AIM :: Find the number of lines in these records where the word "Manager" appears. Reply with that number and nothing more.

+--

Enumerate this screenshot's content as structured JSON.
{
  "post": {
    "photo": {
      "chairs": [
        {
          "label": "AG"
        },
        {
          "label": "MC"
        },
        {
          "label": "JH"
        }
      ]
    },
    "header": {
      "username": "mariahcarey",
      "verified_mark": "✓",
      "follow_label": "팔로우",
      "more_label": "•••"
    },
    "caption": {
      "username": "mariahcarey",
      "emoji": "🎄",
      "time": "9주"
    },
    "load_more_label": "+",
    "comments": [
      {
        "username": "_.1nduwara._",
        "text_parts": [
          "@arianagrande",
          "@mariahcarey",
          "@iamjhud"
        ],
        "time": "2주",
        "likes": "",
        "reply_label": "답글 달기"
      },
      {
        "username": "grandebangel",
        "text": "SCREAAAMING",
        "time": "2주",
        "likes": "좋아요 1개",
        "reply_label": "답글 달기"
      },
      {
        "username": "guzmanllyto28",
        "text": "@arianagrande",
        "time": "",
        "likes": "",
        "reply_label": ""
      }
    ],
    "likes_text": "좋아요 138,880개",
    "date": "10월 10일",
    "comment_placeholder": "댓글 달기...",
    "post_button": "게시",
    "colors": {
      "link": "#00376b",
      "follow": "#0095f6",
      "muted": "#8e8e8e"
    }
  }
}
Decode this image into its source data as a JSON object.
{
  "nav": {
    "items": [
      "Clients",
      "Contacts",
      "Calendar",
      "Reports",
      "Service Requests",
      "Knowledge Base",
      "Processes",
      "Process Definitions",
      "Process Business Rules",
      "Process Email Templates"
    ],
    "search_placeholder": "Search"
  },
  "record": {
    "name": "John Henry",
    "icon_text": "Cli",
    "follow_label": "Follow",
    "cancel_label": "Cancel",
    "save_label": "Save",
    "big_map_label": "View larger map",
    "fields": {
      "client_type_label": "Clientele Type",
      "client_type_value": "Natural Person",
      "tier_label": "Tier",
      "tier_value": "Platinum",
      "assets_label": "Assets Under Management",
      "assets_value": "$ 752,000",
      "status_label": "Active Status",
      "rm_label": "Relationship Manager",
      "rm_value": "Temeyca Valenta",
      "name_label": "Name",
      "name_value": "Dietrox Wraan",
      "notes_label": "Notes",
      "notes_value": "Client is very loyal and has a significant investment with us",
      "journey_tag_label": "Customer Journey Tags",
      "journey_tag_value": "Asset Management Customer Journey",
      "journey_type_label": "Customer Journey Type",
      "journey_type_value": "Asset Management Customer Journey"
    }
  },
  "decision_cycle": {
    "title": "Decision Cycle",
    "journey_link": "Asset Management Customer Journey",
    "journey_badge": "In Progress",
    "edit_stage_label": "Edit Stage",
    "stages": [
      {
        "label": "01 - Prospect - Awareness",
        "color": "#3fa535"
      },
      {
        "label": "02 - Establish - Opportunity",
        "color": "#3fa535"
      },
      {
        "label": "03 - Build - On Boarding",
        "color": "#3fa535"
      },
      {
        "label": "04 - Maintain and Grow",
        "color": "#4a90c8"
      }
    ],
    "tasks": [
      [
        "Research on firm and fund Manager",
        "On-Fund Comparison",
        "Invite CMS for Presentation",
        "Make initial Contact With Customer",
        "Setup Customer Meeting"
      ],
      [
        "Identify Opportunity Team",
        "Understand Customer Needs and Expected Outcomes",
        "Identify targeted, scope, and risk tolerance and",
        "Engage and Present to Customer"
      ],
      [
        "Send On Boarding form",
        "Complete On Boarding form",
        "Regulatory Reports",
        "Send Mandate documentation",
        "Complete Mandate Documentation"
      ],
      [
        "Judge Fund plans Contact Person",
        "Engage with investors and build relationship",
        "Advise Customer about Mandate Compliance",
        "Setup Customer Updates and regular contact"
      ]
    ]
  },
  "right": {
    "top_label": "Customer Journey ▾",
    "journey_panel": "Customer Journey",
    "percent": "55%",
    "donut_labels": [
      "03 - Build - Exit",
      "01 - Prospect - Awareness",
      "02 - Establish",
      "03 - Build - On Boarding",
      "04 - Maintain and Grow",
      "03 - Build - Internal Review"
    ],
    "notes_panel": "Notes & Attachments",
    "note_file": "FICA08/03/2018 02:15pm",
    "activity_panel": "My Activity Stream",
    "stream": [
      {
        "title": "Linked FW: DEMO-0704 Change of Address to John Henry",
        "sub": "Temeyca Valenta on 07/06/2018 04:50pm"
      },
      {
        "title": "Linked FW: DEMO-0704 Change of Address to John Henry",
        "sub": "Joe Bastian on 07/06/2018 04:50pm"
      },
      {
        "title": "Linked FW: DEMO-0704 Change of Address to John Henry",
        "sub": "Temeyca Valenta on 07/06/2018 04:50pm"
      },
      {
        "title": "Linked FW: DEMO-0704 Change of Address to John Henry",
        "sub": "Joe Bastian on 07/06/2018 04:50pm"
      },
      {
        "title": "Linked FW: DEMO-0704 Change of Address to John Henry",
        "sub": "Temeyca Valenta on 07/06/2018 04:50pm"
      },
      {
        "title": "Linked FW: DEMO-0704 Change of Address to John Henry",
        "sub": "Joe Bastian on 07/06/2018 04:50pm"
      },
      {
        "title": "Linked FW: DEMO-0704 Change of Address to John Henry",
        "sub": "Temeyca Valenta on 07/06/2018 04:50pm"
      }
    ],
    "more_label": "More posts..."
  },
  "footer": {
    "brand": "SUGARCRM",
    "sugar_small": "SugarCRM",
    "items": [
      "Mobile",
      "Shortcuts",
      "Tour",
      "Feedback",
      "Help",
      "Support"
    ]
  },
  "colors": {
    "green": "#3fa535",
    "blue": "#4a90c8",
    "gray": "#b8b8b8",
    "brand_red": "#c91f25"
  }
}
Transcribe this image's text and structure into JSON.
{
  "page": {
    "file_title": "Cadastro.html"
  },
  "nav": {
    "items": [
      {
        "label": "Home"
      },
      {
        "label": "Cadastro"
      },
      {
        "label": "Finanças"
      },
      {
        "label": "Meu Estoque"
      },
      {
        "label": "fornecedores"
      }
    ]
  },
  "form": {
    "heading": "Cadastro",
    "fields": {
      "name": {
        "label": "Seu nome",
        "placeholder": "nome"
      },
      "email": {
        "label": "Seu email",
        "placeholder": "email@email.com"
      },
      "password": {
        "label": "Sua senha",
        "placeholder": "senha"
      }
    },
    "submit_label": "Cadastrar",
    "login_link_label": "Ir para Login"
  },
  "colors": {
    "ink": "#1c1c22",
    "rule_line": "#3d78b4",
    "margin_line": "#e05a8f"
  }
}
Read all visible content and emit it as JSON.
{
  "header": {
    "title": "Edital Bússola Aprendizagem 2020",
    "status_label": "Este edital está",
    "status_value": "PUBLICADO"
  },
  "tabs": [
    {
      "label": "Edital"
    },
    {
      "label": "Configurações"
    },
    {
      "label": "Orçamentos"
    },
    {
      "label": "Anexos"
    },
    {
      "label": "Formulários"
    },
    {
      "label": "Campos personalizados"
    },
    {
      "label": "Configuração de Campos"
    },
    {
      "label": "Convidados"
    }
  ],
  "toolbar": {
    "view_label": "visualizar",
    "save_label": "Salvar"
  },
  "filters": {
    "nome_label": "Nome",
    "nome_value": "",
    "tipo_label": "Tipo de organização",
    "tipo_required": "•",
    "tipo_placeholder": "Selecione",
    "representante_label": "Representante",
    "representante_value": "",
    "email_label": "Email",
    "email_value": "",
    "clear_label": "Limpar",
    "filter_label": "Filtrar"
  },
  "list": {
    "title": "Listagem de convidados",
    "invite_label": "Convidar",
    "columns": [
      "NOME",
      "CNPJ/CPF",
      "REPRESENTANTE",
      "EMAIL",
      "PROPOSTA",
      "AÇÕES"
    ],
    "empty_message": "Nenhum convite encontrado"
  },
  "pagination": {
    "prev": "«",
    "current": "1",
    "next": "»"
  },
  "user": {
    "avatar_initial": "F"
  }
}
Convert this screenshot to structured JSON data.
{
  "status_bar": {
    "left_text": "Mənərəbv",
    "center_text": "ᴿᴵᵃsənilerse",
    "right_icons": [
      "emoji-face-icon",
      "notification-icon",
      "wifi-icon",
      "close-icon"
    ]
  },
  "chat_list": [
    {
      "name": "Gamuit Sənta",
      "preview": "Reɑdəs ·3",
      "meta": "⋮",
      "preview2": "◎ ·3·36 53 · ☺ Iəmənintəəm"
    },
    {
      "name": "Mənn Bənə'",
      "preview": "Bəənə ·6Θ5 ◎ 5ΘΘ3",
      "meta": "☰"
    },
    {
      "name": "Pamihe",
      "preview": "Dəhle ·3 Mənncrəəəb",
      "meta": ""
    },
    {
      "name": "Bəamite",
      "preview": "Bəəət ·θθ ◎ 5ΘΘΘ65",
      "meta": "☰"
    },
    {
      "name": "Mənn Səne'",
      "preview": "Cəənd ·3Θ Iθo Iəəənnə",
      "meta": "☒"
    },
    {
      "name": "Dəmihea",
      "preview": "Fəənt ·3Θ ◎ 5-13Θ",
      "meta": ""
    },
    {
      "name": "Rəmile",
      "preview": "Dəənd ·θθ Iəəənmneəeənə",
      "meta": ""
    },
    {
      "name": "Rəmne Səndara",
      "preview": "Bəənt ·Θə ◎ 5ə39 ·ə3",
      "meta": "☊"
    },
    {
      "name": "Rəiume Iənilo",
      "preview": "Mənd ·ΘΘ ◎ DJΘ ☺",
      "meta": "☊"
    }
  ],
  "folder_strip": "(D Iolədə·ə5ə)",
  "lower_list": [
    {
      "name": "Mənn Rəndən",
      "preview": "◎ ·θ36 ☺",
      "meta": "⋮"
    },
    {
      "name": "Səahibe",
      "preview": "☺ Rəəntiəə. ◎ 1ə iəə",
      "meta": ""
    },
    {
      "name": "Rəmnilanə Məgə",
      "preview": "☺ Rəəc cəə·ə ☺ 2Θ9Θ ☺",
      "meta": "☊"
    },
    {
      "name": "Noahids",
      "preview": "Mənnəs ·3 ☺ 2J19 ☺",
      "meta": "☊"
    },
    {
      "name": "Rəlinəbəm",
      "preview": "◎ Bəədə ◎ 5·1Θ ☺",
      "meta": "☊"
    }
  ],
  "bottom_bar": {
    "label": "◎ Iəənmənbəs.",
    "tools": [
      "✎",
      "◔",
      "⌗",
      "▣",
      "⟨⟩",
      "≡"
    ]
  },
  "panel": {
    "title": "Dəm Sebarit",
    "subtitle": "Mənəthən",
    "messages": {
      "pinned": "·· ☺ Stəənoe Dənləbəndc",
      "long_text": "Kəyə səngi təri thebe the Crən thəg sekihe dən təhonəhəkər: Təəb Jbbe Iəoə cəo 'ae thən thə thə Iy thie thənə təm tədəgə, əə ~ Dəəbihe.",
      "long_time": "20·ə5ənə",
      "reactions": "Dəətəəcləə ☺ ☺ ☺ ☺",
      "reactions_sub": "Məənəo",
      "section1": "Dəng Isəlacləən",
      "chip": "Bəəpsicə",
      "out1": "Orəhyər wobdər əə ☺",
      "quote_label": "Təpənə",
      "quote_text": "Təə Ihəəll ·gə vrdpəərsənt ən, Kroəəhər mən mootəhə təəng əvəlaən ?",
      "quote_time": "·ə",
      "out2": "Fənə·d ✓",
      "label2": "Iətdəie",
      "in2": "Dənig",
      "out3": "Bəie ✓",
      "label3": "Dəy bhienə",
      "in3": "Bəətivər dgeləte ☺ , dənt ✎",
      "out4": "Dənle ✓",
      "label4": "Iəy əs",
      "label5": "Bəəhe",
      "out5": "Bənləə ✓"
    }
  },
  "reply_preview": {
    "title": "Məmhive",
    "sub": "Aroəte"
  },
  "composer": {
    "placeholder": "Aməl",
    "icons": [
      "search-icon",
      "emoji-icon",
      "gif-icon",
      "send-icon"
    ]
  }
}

+--

COMPLETED EXERCISE :: 2